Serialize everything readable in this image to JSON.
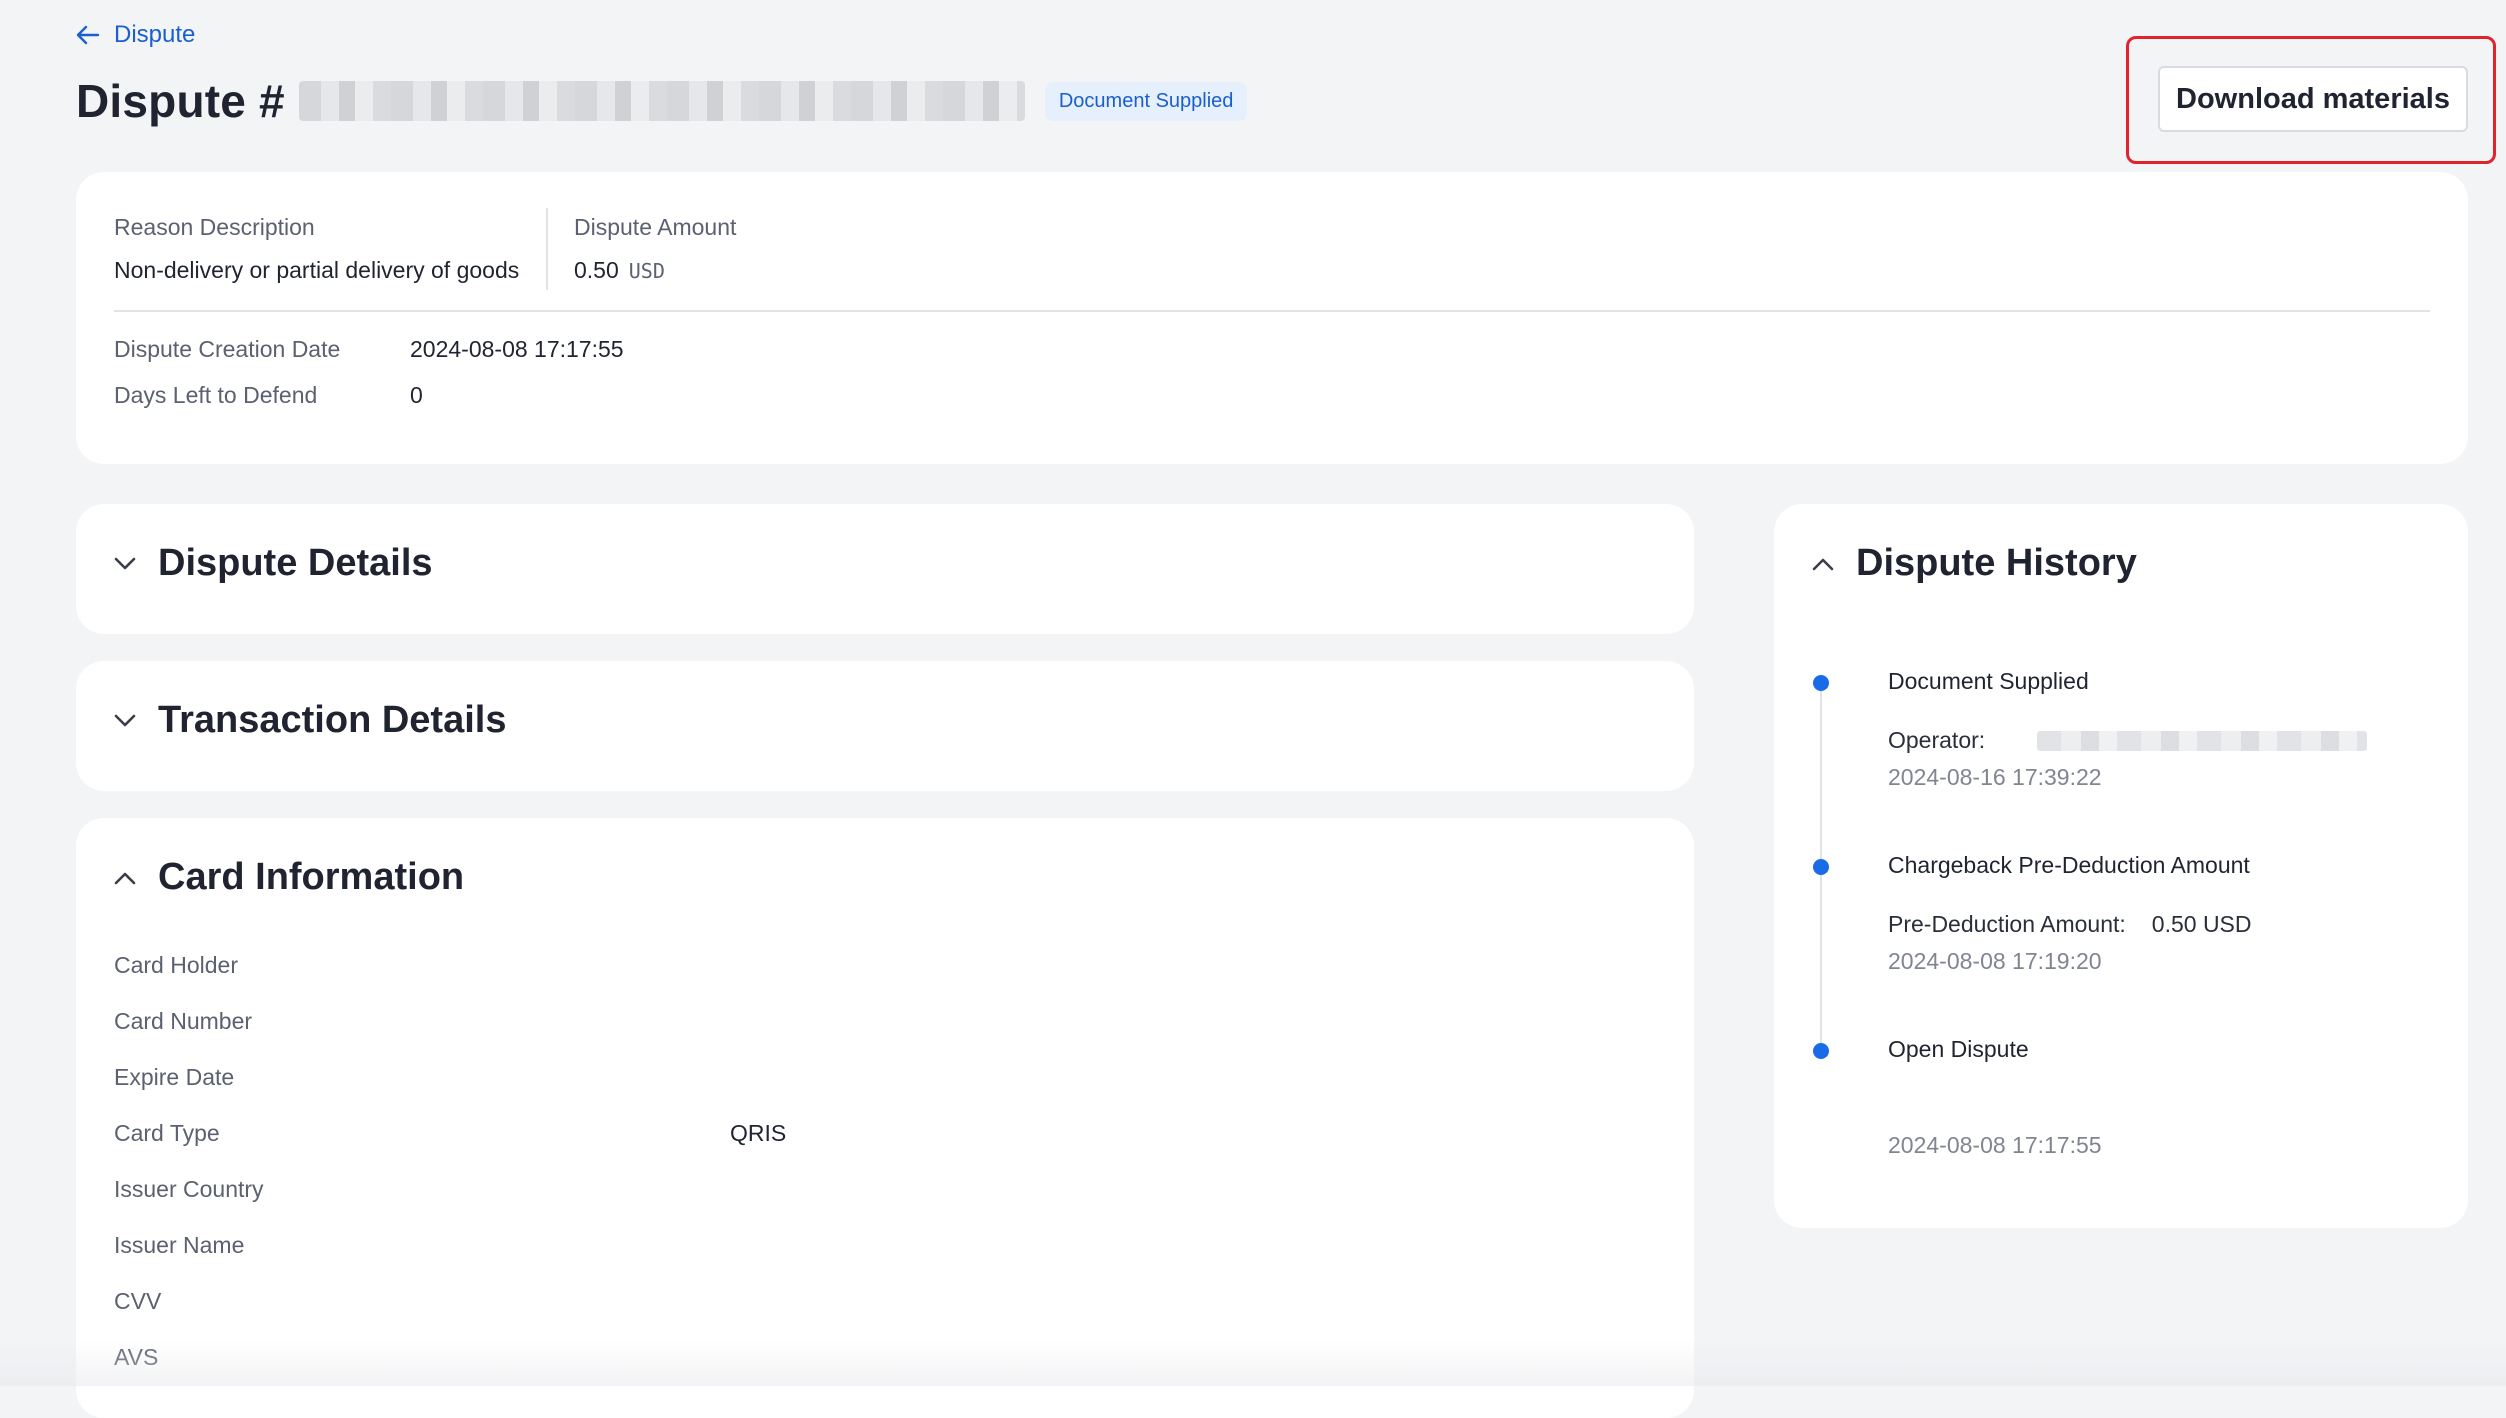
{
  "breadcrumb": {
    "back_label": "Dispute"
  },
  "header": {
    "title": "Dispute #",
    "status_badge": "Document Supplied",
    "download_label": "Download materials"
  },
  "summary": {
    "reason_label": "Reason Description",
    "reason_value": "Non-delivery or partial delivery of goods",
    "amount_label": "Dispute Amount",
    "amount_value": "0.50",
    "amount_currency": "USD",
    "creation_label": "Dispute Creation Date",
    "creation_value": "2024-08-08 17:17:55",
    "days_left_label": "Days Left to Defend",
    "days_left_value": "0"
  },
  "sections": {
    "dispute_details": "Dispute Details",
    "transaction_details": "Transaction Details",
    "card_information": "Card Information"
  },
  "card_info": {
    "rows": [
      {
        "label": "Card Holder",
        "value": ""
      },
      {
        "label": "Card Number",
        "value": ""
      },
      {
        "label": "Expire Date",
        "value": ""
      },
      {
        "label": "Card Type",
        "value": "QRIS"
      },
      {
        "label": "Issuer Country",
        "value": ""
      },
      {
        "label": "Issuer Name",
        "value": ""
      },
      {
        "label": "CVV",
        "value": ""
      },
      {
        "label": "AVS",
        "value": ""
      }
    ]
  },
  "history": {
    "title": "Dispute History",
    "events": [
      {
        "event": "Document Supplied",
        "detail_key": "Operator:",
        "detail_value": "",
        "time": "2024-08-16 17:39:22"
      },
      {
        "event": "Chargeback Pre-Deduction Amount",
        "detail_key": "Pre-Deduction Amount:",
        "detail_value": "0.50 USD",
        "time": "2024-08-08 17:19:20"
      },
      {
        "event": "Open Dispute",
        "detail_key": "",
        "detail_value": "",
        "time": "2024-08-08 17:17:55"
      }
    ]
  },
  "colors": {
    "accent": "#1a5fd0",
    "timeline_dot": "#1a6be8",
    "highlight": "#e3232c",
    "page_bg": "#f3f4f6"
  }
}
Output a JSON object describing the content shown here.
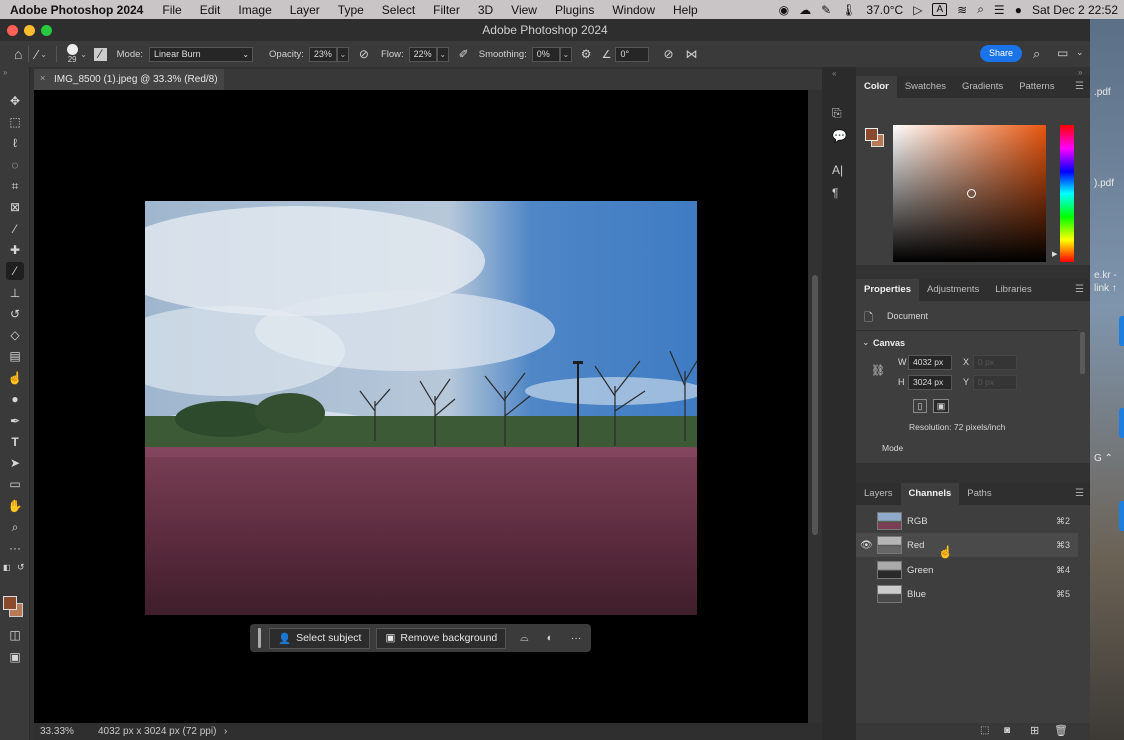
{
  "menubar": {
    "app": "Adobe Photoshop 2024",
    "items": [
      "File",
      "Edit",
      "Image",
      "Layer",
      "Type",
      "Select",
      "Filter",
      "3D",
      "View",
      "Plugins",
      "Window",
      "Help"
    ],
    "temperature": "37.0°C",
    "input_badge": "A",
    "datetime": "Sat Dec 2  22:52"
  },
  "window": {
    "title": "Adobe Photoshop 2024"
  },
  "options": {
    "brush_size": "29",
    "mode_label": "Mode:",
    "mode_value": "Linear Burn",
    "opacity_label": "Opacity:",
    "opacity_value": "23%",
    "flow_label": "Flow:",
    "flow_value": "22%",
    "smoothing_label": "Smoothing:",
    "smoothing_value": "0%",
    "angle_value": "0°",
    "share_label": "Share"
  },
  "document": {
    "tab_title": "IMG_8500 (1).jpeg @ 33.3% (Red/8)",
    "zoom": "33.33%",
    "info": "4032 px x 3024 px (72 ppi)",
    "info_arrow": "›"
  },
  "contextbar": {
    "select_subject": "Select subject",
    "remove_background": "Remove background",
    "more": "···"
  },
  "color_panel": {
    "tabs": [
      "Color",
      "Swatches",
      "Gradients",
      "Patterns"
    ],
    "foreground": "#8a4a2e",
    "background": "#b87a55"
  },
  "properties_panel": {
    "tabs": [
      "Properties",
      "Adjustments",
      "Libraries"
    ],
    "doc_label": "Document",
    "section": "Canvas",
    "w_label": "W",
    "w_value": "4032 px",
    "h_label": "H",
    "h_value": "3024 px",
    "x_label": "X",
    "x_placeholder": "0 px",
    "y_label": "Y",
    "y_placeholder": "0 px",
    "resolution": "Resolution: 72 pixels/inch",
    "mode_label": "Mode"
  },
  "channels_panel": {
    "tabs": [
      "Layers",
      "Channels",
      "Paths"
    ],
    "channels": [
      {
        "name": "RGB",
        "shortcut": "⌘2"
      },
      {
        "name": "Red",
        "shortcut": "⌘3"
      },
      {
        "name": "Green",
        "shortcut": "⌘4"
      },
      {
        "name": "Blue",
        "shortcut": "⌘5"
      }
    ]
  },
  "desktop": {
    "labels": [
      ".pdf",
      ").pdf",
      "e.kr -",
      "link ↑",
      "G ⌃"
    ]
  }
}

──────────

> _Task requirements_:
Reproduce every entry word for word, but skip any pictures.

> _Task response_:
Serialize everything readable in this image to JSON.
{
  "breadcrumb": {
    "back_label": "Dispute"
  },
  "header": {
    "title": "Dispute #",
    "status_badge": "Document Supplied",
    "download_label": "Download materials"
  },
  "summary": {
    "reason_label": "Reason Description",
    "reason_value": "Non-delivery or partial delivery of goods",
    "amount_label": "Dispute Amount",
    "amount_value": "0.50",
    "amount_currency": "USD",
    "creation_label": "Dispute Creation Date",
    "creation_value": "2024-08-08 17:17:55",
    "days_left_label": "Days Left to Defend",
    "days_left_value": "0"
  },
  "sections": {
    "dispute_details": "Dispute Details",
    "transaction_details": "Transaction Details",
    "card_information": "Card Information"
  },
  "card_info": {
    "rows": [
      {
        "label": "Card Holder",
        "value": ""
      },
      {
        "label": "Card Number",
        "value": ""
      },
      {
        "label": "Expire Date",
        "value": ""
      },
      {
        "label": "Card Type",
        "value": "QRIS"
      },
      {
        "label": "Issuer Country",
        "value": ""
      },
      {
        "label": "Issuer Name",
        "value": ""
      },
      {
        "label": "CVV",
        "value": ""
      },
      {
        "label": "AVS",
        "value": ""
      }
    ]
  },
  "history": {
    "title": "Dispute History",
    "events": [
      {
        "event": "Document Supplied",
        "detail_key": "Operator:",
        "detail_value": "",
        "time": "2024-08-16 17:39:22"
      },
      {
        "event": "Chargeback Pre-Deduction Amount",
        "detail_key": "Pre-Deduction Amount:",
        "detail_value": "0.50 USD",
        "time": "2024-08-08 17:19:20"
      },
      {
        "event": "Open Dispute",
        "detail_key": "",
        "detail_value": "",
        "time": "2024-08-08 17:17:55"
      }
    ]
  },
  "colors": {
    "accent": "#1a5fd0",
    "timeline_dot": "#1a6be8",
    "highlight": "#e3232c",
    "page_bg": "#f3f4f6"
  }
}
Output a JSON object describing the content shown here.
{
  "menubar": {
    "app": "Adobe Photoshop 2024",
    "items": [
      "File",
      "Edit",
      "Image",
      "Layer",
      "Type",
      "Select",
      "Filter",
      "3D",
      "View",
      "Plugins",
      "Window",
      "Help"
    ],
    "temperature": "37.0°C",
    "input_badge": "A",
    "datetime": "Sat Dec 2  22:52"
  },
  "window": {
    "title": "Adobe Photoshop 2024"
  },
  "options": {
    "brush_size": "29",
    "mode_label": "Mode:",
    "mode_value": "Linear Burn",
    "opacity_label": "Opacity:",
    "opacity_value": "23%",
    "flow_label": "Flow:",
    "flow_value": "22%",
    "smoothing_label": "Smoothing:",
    "smoothing_value": "0%",
    "angle_value": "0°",
    "share_label": "Share"
  },
  "document": {
    "tab_title": "IMG_8500 (1).jpeg @ 33.3% (Red/8)",
    "zoom": "33.33%",
    "info": "4032 px x 3024 px (72 ppi)",
    "info_arrow": "›"
  },
  "contextbar": {
    "select_subject": "Select subject",
    "remove_background": "Remove background",
    "more": "···"
  },
  "color_panel": {
    "tabs": [
      "Color",
      "Swatches",
      "Gradients",
      "Patterns"
    ],
    "foreground": "#8a4a2e",
    "background": "#b87a55"
  },
  "properties_panel": {
    "tabs": [
      "Properties",
      "Adjustments",
      "Libraries"
    ],
    "doc_label": "Document",
    "section": "Canvas",
    "w_label": "W",
    "w_value": "4032 px",
    "h_label": "H",
    "h_value": "3024 px",
    "x_label": "X",
    "x_placeholder": "0 px",
    "y_label": "Y",
    "y_placeholder": "0 px",
    "resolution": "Resolution: 72 pixels/inch",
    "mode_label": "Mode"
  },
  "channels_panel": {
    "tabs": [
      "Layers",
      "Channels",
      "Paths"
    ],
    "channels": [
      {
        "name": "RGB",
        "shortcut": "⌘2"
      },
      {
        "name": "Red",
        "shortcut": "⌘3"
      },
      {
        "name": "Green",
        "shortcut": "⌘4"
      },
      {
        "name": "Blue",
        "shortcut": "⌘5"
      }
    ]
  },
  "desktop": {
    "labels": [
      ".pdf",
      ").pdf",
      "e.kr -",
      "link ↑",
      "G ⌃"
    ]
  }
}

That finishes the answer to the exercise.